TASK INSTRUCTIONS. Count the lines containing "Holocaust" in the entries underneath, and state that count without anything else.

[Figure dataset records]

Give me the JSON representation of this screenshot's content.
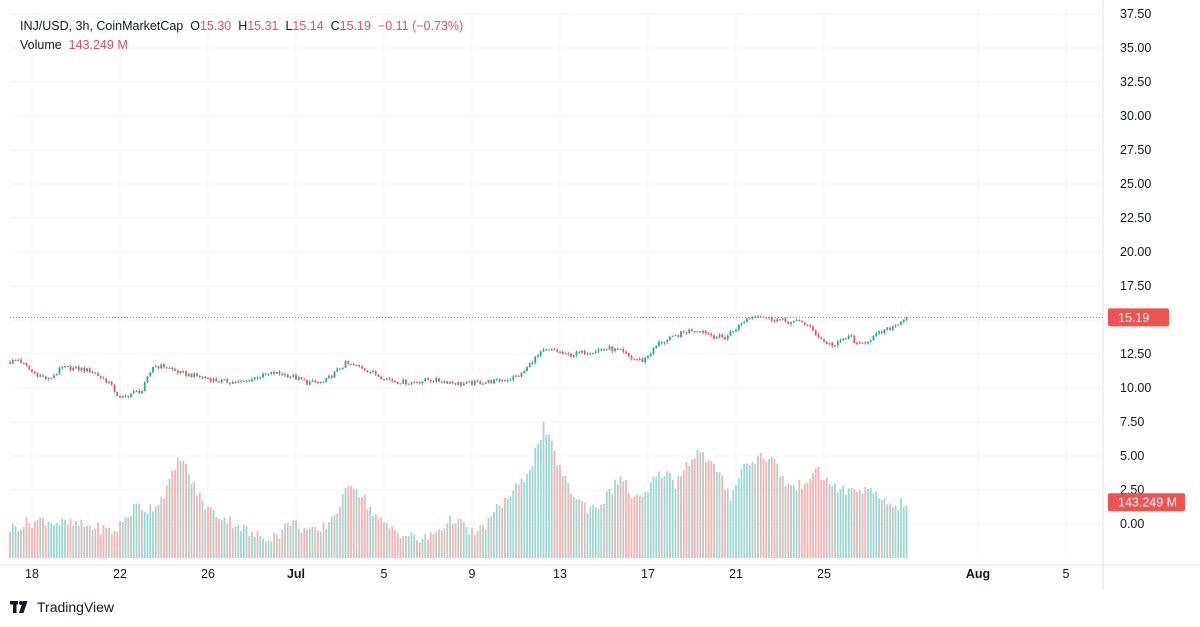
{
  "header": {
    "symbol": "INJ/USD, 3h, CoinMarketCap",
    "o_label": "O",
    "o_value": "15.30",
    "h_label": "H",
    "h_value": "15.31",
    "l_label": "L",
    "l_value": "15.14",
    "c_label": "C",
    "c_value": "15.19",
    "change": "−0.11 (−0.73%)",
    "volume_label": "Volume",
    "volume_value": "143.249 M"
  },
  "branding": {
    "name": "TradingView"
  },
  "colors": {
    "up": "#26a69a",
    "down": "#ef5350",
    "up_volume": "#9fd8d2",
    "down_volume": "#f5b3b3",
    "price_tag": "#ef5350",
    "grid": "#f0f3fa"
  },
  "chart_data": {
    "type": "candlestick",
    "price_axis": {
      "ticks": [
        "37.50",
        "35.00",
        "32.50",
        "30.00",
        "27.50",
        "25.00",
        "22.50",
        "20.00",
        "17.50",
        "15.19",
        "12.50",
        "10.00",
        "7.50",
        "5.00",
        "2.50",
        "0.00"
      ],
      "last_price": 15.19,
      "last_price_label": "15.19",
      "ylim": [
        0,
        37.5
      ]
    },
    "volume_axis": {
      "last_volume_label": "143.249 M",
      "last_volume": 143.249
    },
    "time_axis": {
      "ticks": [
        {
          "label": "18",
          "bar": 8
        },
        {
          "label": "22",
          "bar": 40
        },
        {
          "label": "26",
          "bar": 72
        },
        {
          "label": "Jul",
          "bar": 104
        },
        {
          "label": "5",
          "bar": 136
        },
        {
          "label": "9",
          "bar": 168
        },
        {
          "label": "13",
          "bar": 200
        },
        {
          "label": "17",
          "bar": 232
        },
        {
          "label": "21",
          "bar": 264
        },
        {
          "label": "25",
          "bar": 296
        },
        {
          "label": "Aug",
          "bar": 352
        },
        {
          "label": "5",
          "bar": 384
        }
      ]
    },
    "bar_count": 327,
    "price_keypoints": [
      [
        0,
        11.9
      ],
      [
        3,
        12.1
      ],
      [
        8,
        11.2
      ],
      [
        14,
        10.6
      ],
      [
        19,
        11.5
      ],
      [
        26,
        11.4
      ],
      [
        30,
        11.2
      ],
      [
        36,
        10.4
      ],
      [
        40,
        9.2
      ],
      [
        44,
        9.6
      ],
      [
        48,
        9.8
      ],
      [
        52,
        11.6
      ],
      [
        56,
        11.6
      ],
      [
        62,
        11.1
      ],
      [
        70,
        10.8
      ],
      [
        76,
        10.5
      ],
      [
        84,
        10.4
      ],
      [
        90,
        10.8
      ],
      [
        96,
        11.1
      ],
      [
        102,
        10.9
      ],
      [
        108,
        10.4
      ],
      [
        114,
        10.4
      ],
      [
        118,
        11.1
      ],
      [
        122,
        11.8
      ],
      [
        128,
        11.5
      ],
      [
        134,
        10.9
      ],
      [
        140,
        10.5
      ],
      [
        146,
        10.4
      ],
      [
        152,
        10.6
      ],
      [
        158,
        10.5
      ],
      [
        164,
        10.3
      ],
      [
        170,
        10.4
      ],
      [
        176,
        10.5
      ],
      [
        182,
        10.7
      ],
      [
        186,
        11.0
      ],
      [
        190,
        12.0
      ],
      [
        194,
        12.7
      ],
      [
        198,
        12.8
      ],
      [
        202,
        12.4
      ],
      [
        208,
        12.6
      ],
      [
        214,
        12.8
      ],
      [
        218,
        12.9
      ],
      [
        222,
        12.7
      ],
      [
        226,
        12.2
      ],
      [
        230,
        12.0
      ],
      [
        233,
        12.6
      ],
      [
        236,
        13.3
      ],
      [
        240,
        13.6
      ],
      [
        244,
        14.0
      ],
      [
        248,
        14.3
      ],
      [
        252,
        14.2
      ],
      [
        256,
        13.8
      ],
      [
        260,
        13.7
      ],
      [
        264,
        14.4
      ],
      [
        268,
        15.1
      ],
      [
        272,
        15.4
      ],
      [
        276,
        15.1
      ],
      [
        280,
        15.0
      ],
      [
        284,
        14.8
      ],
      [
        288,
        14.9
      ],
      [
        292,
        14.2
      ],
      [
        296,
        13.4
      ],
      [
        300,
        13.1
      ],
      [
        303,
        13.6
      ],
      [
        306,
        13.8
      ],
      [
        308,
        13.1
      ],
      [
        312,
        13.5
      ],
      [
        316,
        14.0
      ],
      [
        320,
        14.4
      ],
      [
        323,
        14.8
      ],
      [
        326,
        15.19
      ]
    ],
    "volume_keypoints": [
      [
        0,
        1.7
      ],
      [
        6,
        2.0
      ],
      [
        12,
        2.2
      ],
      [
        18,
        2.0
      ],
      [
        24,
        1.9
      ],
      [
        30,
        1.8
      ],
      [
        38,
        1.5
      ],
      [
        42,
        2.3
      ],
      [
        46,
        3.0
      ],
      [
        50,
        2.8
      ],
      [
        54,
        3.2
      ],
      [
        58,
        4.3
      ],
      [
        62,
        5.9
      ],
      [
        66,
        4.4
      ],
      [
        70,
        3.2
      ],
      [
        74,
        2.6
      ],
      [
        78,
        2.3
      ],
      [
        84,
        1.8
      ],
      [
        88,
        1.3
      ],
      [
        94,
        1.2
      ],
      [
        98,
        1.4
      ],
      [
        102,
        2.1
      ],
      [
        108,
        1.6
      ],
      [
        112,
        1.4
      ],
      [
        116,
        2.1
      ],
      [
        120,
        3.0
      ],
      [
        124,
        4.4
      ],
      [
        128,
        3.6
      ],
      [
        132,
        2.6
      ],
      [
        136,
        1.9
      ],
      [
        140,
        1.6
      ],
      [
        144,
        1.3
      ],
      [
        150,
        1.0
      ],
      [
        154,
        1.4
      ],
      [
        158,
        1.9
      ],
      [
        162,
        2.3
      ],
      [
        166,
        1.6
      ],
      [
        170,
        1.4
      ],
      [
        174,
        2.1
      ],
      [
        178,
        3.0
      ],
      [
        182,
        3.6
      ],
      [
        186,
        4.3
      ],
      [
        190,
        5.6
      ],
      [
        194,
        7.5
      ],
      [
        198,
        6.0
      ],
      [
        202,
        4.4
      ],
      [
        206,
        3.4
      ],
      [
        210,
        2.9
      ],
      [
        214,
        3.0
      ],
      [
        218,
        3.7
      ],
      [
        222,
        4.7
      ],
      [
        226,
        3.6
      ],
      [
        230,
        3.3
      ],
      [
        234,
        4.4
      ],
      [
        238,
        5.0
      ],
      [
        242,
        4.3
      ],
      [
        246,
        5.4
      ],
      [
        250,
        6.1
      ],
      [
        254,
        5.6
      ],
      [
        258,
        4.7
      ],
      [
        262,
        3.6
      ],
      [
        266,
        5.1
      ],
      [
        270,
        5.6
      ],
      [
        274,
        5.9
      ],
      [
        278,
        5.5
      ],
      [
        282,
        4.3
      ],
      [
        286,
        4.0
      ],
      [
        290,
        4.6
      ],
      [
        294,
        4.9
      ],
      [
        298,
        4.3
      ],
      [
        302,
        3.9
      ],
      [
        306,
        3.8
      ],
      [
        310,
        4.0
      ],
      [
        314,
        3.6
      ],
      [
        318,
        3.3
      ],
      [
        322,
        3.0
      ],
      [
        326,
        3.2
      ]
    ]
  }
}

---

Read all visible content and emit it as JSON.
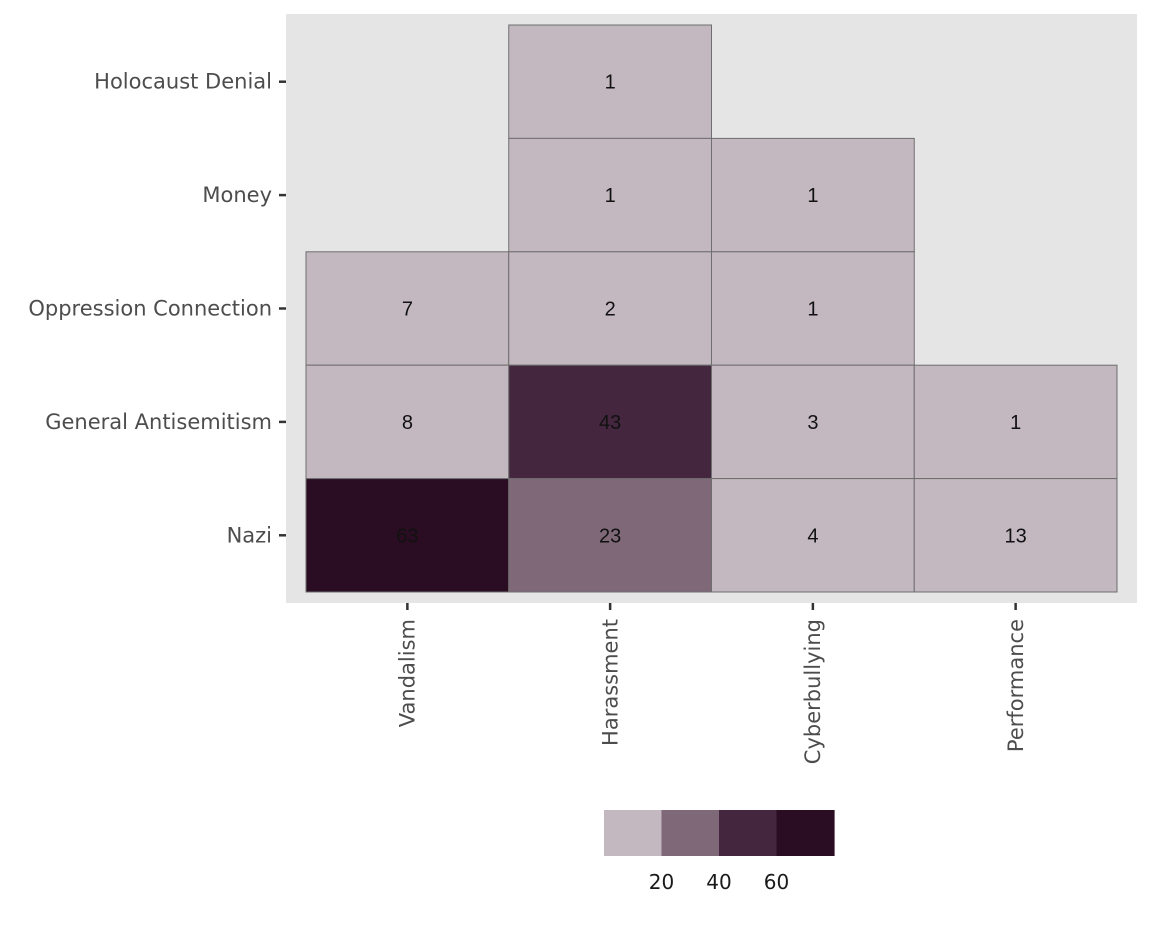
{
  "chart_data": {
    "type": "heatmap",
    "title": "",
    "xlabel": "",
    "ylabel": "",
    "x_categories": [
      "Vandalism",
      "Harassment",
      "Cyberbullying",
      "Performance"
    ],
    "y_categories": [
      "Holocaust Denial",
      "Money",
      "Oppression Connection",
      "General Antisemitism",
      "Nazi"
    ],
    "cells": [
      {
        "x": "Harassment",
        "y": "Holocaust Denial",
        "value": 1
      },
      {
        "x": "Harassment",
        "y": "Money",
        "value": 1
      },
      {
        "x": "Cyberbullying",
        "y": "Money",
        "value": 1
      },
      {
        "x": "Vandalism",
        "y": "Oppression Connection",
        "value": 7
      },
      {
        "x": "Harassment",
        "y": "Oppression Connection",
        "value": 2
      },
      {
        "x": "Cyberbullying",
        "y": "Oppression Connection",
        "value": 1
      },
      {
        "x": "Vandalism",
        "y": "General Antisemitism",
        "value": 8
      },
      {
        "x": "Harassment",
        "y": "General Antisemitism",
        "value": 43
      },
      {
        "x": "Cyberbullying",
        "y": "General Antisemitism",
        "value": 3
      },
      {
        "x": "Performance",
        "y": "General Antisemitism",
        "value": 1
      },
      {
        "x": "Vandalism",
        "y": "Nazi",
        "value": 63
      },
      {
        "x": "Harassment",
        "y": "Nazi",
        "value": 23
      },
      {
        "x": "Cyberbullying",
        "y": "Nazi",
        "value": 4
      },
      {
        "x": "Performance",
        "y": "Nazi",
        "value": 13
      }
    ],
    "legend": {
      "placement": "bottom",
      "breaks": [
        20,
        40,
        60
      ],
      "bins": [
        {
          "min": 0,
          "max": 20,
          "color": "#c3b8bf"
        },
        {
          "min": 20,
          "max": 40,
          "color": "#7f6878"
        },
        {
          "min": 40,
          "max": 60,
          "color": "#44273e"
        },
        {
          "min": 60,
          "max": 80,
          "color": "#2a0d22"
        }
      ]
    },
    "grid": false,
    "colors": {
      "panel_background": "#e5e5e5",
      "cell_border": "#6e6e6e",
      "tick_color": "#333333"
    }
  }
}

FINAL RESULT. 2